◆ Task to complete ◆
Select all lines in the records that include "type".

-----

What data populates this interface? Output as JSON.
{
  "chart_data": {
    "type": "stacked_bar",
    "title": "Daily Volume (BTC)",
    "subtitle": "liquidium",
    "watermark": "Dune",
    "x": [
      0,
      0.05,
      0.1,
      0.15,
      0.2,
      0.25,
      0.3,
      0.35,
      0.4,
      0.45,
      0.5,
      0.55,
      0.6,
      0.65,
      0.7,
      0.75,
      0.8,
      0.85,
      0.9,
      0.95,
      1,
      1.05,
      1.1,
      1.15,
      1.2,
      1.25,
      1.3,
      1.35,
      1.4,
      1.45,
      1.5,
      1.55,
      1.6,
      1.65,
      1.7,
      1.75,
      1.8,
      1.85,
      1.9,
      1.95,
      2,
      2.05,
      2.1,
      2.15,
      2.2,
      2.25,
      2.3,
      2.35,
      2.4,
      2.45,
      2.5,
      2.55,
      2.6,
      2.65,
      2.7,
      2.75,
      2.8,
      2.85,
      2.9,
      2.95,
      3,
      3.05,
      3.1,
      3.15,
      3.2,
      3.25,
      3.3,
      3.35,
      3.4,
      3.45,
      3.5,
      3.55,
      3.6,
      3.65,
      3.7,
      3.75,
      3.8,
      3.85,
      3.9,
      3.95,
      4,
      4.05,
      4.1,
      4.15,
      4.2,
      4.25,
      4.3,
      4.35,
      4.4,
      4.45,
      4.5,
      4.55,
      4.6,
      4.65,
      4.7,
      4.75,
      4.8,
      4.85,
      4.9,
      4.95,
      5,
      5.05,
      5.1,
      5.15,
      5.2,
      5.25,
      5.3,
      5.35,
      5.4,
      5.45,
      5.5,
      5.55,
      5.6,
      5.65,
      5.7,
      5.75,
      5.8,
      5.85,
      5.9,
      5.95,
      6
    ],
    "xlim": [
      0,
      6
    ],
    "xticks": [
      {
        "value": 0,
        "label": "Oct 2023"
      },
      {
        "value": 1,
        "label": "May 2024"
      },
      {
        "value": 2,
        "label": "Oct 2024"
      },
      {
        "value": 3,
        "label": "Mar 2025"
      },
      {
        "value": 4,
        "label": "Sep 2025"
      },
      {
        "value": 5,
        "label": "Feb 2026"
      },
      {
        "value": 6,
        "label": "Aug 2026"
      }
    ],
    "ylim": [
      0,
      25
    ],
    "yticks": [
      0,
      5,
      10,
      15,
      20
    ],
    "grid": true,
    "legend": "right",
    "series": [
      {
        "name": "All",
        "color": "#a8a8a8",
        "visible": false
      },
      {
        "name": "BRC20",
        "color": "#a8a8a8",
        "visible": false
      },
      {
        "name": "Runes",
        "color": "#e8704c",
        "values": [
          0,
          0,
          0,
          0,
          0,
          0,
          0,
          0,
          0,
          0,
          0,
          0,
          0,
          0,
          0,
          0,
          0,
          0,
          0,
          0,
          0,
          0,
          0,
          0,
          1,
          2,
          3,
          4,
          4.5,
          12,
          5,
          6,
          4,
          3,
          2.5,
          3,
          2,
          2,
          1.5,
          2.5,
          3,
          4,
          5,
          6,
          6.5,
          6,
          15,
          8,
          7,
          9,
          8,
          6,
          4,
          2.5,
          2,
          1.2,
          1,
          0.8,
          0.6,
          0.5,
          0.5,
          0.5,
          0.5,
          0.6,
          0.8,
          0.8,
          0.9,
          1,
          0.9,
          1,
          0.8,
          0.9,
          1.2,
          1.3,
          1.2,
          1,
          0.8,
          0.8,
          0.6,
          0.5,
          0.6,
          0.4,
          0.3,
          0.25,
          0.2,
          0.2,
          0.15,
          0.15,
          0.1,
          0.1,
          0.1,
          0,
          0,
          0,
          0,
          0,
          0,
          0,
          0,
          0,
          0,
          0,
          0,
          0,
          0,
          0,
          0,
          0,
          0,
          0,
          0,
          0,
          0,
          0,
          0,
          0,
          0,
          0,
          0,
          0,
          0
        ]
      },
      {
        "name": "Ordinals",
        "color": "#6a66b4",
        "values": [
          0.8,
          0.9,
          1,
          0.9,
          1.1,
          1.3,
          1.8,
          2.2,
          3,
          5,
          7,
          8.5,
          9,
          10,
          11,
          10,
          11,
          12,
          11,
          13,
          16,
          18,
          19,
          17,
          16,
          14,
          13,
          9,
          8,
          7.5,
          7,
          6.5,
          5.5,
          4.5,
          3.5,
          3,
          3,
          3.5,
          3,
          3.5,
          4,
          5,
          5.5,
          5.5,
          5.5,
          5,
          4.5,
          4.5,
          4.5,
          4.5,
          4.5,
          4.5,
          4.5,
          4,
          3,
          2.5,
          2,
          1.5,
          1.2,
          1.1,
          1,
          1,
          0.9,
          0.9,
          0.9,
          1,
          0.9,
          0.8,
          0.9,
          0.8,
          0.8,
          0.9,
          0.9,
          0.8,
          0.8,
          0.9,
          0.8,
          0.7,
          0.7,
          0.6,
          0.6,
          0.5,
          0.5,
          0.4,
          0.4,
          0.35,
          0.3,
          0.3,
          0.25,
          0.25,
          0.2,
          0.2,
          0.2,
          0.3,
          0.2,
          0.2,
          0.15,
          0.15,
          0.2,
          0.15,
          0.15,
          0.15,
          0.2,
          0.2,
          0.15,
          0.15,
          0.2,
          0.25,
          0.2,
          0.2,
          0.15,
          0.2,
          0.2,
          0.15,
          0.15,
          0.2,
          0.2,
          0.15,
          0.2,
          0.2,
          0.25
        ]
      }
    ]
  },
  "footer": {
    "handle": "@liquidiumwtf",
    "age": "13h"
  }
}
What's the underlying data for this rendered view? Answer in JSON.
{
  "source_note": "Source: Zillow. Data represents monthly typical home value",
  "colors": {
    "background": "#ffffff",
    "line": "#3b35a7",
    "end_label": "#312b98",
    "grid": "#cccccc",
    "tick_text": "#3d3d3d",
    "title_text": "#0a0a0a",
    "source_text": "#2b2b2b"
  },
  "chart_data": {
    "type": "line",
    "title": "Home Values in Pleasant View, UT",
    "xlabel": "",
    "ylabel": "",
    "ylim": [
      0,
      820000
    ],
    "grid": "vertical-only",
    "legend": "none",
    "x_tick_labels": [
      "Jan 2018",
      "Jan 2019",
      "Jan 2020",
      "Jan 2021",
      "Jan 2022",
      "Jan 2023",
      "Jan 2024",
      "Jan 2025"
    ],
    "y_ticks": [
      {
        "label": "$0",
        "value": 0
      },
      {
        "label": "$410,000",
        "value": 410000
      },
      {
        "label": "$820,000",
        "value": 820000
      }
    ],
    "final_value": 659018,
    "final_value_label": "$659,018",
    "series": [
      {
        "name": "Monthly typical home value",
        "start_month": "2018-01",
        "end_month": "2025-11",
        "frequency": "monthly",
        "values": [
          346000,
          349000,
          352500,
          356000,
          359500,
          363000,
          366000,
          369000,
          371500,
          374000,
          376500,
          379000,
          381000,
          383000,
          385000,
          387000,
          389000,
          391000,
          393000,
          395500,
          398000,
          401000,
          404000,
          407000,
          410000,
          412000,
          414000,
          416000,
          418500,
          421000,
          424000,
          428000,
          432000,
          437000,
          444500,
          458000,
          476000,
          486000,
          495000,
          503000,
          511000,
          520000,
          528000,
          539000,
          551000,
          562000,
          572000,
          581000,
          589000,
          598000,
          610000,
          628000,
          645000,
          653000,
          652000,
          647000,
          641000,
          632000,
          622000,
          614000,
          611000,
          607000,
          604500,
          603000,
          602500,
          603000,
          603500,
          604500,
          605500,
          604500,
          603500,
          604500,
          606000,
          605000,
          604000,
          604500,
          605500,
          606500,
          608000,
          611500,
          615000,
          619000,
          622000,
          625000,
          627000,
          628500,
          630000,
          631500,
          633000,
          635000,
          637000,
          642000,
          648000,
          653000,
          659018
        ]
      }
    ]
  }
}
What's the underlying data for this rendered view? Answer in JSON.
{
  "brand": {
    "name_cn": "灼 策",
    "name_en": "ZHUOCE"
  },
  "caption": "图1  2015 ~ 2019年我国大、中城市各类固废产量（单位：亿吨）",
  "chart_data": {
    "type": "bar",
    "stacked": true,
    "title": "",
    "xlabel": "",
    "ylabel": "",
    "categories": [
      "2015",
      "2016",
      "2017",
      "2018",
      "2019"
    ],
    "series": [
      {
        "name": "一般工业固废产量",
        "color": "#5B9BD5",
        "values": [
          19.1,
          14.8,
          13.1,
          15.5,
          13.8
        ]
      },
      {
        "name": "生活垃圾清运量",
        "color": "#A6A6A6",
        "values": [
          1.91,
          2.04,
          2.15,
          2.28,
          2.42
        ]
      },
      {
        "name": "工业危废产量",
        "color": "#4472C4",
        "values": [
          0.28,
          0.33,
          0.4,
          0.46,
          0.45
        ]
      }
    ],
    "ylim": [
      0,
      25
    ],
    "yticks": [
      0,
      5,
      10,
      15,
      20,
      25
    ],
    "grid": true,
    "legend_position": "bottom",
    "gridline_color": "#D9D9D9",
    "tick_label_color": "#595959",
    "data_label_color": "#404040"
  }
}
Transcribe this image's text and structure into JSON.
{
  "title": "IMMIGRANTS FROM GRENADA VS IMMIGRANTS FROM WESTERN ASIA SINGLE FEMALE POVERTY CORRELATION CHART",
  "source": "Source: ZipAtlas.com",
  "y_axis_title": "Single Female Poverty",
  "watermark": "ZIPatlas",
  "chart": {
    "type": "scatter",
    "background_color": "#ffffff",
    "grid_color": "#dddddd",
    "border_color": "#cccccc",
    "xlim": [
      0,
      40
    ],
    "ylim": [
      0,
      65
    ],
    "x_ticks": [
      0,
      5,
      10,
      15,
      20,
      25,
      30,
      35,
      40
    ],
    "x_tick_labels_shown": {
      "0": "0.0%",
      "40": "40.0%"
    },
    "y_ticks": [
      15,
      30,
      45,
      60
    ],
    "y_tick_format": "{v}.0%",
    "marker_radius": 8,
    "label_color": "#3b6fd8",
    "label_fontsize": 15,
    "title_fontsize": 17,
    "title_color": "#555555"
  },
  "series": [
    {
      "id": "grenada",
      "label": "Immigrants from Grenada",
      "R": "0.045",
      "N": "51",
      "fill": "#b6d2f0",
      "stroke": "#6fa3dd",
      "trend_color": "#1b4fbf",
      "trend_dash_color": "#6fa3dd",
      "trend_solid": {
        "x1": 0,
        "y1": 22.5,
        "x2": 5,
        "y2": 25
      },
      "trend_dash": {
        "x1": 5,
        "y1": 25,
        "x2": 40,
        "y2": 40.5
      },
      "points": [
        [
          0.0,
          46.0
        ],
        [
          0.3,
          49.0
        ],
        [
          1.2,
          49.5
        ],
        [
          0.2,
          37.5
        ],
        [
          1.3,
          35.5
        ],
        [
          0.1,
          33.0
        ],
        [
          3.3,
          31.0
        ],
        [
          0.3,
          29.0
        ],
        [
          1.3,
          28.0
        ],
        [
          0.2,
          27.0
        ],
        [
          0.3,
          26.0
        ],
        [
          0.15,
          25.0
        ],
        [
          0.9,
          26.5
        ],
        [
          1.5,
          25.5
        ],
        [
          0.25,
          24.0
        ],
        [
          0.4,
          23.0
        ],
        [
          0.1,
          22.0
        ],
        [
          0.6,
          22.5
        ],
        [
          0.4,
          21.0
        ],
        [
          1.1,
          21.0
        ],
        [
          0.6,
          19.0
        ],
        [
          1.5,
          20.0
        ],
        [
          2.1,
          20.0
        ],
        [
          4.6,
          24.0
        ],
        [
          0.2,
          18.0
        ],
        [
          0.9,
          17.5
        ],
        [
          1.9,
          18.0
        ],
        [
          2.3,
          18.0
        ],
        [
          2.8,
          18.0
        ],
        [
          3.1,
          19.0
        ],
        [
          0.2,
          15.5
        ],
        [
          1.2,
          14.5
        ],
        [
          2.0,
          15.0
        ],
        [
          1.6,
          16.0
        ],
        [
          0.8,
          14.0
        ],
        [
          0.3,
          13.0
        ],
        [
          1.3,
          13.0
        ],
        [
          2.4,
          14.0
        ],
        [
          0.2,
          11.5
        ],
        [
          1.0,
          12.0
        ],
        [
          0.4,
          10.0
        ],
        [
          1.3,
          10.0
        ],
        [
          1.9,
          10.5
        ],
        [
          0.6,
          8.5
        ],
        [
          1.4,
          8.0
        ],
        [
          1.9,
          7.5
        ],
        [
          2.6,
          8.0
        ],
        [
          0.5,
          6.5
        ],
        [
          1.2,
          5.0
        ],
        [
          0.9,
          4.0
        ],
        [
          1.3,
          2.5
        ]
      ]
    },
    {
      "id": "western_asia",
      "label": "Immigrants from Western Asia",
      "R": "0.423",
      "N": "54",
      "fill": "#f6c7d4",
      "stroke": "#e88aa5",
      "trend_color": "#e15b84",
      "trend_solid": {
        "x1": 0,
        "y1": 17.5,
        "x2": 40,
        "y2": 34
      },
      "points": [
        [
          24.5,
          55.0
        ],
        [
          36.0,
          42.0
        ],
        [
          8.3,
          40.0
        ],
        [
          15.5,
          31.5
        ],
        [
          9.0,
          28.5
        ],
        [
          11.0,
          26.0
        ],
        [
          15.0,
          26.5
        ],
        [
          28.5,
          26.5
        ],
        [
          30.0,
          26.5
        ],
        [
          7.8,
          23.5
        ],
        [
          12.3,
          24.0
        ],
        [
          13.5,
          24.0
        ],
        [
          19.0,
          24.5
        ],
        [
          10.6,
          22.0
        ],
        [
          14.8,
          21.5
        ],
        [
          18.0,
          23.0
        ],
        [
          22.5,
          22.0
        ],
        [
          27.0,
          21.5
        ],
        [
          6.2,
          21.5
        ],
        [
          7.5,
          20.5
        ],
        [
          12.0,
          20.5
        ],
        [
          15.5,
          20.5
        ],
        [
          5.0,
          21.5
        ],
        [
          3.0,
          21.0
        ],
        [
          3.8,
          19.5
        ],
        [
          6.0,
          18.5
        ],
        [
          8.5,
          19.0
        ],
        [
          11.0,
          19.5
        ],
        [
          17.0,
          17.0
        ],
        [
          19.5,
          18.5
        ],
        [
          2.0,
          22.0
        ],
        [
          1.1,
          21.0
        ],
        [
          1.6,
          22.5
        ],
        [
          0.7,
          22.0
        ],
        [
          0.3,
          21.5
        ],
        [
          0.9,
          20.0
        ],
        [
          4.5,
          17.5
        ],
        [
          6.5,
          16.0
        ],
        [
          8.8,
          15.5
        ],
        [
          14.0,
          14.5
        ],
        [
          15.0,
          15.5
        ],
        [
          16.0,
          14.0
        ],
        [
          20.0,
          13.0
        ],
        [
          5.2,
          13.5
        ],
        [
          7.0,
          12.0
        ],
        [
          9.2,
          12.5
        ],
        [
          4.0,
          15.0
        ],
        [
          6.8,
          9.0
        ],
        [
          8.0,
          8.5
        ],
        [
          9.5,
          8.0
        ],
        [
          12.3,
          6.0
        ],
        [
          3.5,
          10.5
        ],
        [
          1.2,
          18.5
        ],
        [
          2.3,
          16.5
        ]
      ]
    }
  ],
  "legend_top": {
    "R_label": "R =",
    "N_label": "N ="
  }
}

-----

◆ Solution for this task ◆
    "type": "stacked_bar",
    "type": "line",
    "type": "bar",
    "type": "scatter",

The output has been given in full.